■ **Aim**:
Take down each entry exactly as written.

■ **Data extracted from a collection**:
-----
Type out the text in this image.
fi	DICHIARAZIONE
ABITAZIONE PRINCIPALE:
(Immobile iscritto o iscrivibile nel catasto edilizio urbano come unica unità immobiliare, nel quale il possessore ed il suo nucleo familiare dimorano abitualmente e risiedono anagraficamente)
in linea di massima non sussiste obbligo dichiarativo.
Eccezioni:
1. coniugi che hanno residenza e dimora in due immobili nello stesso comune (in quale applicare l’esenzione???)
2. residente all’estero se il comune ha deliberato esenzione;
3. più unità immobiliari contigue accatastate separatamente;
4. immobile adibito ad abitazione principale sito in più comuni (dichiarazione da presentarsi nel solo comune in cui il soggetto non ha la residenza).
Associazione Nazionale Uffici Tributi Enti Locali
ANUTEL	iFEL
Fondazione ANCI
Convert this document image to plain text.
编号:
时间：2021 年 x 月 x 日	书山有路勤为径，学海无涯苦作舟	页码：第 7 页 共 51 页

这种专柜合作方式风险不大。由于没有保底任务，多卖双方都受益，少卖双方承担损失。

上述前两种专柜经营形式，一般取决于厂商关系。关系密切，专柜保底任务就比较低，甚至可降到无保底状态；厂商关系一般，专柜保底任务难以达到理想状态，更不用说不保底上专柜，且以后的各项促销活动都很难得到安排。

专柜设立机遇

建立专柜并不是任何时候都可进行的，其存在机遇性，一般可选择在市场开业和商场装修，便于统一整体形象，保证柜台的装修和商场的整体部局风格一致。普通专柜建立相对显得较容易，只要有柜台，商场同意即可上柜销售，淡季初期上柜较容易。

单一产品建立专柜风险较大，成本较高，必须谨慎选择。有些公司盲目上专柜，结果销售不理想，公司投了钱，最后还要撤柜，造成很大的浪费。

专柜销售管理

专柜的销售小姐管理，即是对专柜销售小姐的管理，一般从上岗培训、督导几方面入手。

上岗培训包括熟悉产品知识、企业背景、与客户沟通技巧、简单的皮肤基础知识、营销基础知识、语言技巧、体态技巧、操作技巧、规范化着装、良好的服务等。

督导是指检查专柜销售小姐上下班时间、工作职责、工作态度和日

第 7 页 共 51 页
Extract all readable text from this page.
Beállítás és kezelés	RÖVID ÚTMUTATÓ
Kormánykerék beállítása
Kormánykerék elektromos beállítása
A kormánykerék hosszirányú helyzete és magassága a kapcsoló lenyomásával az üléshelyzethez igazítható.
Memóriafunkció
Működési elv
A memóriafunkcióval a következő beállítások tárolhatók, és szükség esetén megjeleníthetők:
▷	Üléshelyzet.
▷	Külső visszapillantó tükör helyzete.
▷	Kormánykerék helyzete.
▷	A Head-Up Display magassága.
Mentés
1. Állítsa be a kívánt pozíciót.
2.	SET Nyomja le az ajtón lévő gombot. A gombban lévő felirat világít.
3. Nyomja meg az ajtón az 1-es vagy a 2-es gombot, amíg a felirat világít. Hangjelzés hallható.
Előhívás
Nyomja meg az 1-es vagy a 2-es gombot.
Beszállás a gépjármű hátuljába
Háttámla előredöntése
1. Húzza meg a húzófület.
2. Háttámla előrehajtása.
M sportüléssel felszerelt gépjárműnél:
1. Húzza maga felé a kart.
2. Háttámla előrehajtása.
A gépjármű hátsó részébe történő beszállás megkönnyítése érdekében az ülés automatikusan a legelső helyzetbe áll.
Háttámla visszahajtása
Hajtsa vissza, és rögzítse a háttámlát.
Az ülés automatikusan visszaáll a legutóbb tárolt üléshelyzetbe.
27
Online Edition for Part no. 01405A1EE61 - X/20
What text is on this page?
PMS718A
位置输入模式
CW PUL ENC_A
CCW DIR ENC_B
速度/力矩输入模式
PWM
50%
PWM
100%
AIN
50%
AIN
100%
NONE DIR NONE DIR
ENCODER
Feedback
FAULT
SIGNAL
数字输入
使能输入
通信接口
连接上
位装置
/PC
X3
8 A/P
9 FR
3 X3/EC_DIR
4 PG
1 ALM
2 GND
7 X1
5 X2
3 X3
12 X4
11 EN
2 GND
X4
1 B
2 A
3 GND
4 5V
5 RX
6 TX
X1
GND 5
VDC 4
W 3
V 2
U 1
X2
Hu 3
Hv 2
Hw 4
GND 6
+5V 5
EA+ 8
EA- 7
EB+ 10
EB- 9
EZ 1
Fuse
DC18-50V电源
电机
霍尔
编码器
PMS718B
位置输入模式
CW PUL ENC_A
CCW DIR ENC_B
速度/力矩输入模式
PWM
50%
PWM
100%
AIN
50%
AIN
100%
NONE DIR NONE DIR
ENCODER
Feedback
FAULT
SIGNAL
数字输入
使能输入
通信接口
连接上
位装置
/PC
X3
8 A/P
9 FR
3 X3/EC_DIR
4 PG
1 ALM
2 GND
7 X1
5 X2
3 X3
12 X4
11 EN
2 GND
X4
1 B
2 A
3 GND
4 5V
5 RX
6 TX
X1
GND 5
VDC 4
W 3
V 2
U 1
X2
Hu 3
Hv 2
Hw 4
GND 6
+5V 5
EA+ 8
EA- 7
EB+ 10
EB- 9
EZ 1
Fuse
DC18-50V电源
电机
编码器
-----
■ **Written answer**:
Type out the text in this image.
fi	DICHIARAZIONE
ABITAZIONE PRINCIPALE:
(Immobile iscritto o iscrivibile nel catasto edilizio urbano come unica unità immobiliare, nel quale il possessore ed il suo nucleo familiare dimorano abitualmente e risiedono anagraficamente)
in linea di massima non sussiste obbligo dichiarativo.
Eccezioni:
1. coniugi che hanno residenza e dimora in due immobili nello stesso comune (in quale applicare l’esenzione???)
2. residente all’estero se il comune ha deliberato esenzione;
3. più unità immobiliari contigue accatastate separatamente;
4. immobile adibito ad abitazione principale sito in più comuni (dichiarazione da presentarsi nel solo comune in cui il soggetto non ha la residenza).
Associazione Nazionale Uffici Tributi Enti Locali
ANUTEL	iFEL
Fondazione ANCI
Convert this document image to plain text.
编号:
时间：2021 年 x 月 x 日	书山有路勤为径，学海无涯苦作舟	页码：第 7 页 共 51 页

这种专柜合作方式风险不大。由于没有保底任务，多卖双方都受益，少卖双方承担损失。

上述前两种专柜经营形式，一般取决于厂商关系。关系密切，专柜保底任务就比较低，甚至可降到无保底状态；厂商关系一般，专柜保底任务难以达到理想状态，更不用说不保底上专柜，且以后的各项促销活动都很难得到安排。

专柜设立机遇

建立专柜并不是任何时候都可进行的，其存在机遇性，一般可选择在市场开业和商场装修，便于统一整体形象，保证柜台的装修和商场的整体部局风格一致。普通专柜建立相对显得较容易，只要有柜台，商场同意即可上柜销售，淡季初期上柜较容易。

单一产品建立专柜风险较大，成本较高，必须谨慎选择。有些公司盲目上专柜，结果销售不理想，公司投了钱，最后还要撤柜，造成很大的浪费。

专柜销售管理

专柜的销售小姐管理，即是对专柜销售小姐的管理，一般从上岗培训、督导几方面入手。

上岗培训包括熟悉产品知识、企业背景、与客户沟通技巧、简单的皮肤基础知识、营销基础知识、语言技巧、体态技巧、操作技巧、规范化着装、良好的服务等。

督导是指检查专柜销售小姐上下班时间、工作职责、工作态度和日

第 7 页 共 51 页
Extract all readable text from this page.
Beállítás és kezelés	RÖVID ÚTMUTATÓ
Kormánykerék beállítása
Kormánykerék elektromos beállítása
A kormánykerék hosszirányú helyzete és magassága a kapcsoló lenyomásával az üléshelyzethez igazítható.
Memóriafunkció
Működési elv
A memóriafunkcióval a következő beállítások tárolhatók, és szükség esetén megjeleníthetők:
▷	Üléshelyzet.
▷	Külső visszapillantó tükör helyzete.
▷	Kormánykerék helyzete.
▷	A Head-Up Display magassága.
Mentés
1. Állítsa be a kívánt pozíciót.
2.	SET Nyomja le az ajtón lévő gombot. A gombban lévő felirat világít.
3. Nyomja meg az ajtón az 1-es vagy a 2-es gombot, amíg a felirat világít. Hangjelzés hallható.
Előhívás
Nyomja meg az 1-es vagy a 2-es gombot.
Beszállás a gépjármű hátuljába
Háttámla előredöntése
1. Húzza meg a húzófület.
2. Háttámla előrehajtása.
M sportüléssel felszerelt gépjárműnél:
1. Húzza maga felé a kart.
2. Háttámla előrehajtása.
A gépjármű hátsó részébe történő beszállás megkönnyítése érdekében az ülés automatikusan a legelső helyzetbe áll.
Háttámla visszahajtása
Hajtsa vissza, és rögzítse a háttámlát.
Az ülés automatikusan visszaáll a legutóbb tárolt üléshelyzetbe.
27
Online Edition for Part no. 01405A1EE61 - X/20
What text is on this page?
PMS718A
位置输入模式
CW PUL ENC_A
CCW DIR ENC_B
速度/力矩输入模式
PWM
50%
PWM
100%
AIN
50%
AIN
100%
NONE DIR NONE DIR
ENCODER
Feedback
FAULT
SIGNAL
数字输入
使能输入
通信接口
连接上
位装置
/PC
X3
8 A/P
9 FR
3 X3/EC_DIR
4 PG
1 ALM
2 GND
7 X1
5 X2
3 X3
12 X4
11 EN
2 GND
X4
1 B
2 A
3 GND
4 5V
5 RX
6 TX
X1
GND 5
VDC 4
W 3
V 2
U 1
X2
Hu 3
Hv 2
Hw 4
GND 6
+5V 5
EA+ 8
EA- 7
EB+ 10
EB- 9
EZ 1
Fuse
DC18-50V电源
电机
霍尔
编码器
PMS718B
位置输入模式
CW PUL ENC_A
CCW DIR ENC_B
速度/力矩输入模式
PWM
50%
PWM
100%
AIN
50%
AIN
100%
NONE DIR NONE DIR
ENCODER
Feedback
FAULT
SIGNAL
数字输入
使能输入
通信接口
连接上
位装置
/PC
X3
8 A/P
9 FR
3 X3/EC_DIR
4 PG
1 ALM
2 GND
7 X1
5 X2
3 X3
12 X4
11 EN
2 GND
X4
1 B
2 A
3 GND
4 5V
5 RX
6 TX
X1
GND 5
VDC 4
W 3
V 2
U 1
X2
Hu 3
Hv 2
Hw 4
GND 6
+5V 5
EA+ 8
EA- 7
EB+ 10
EB- 9
EZ 1
Fuse
DC18-50V电源
电机
编码器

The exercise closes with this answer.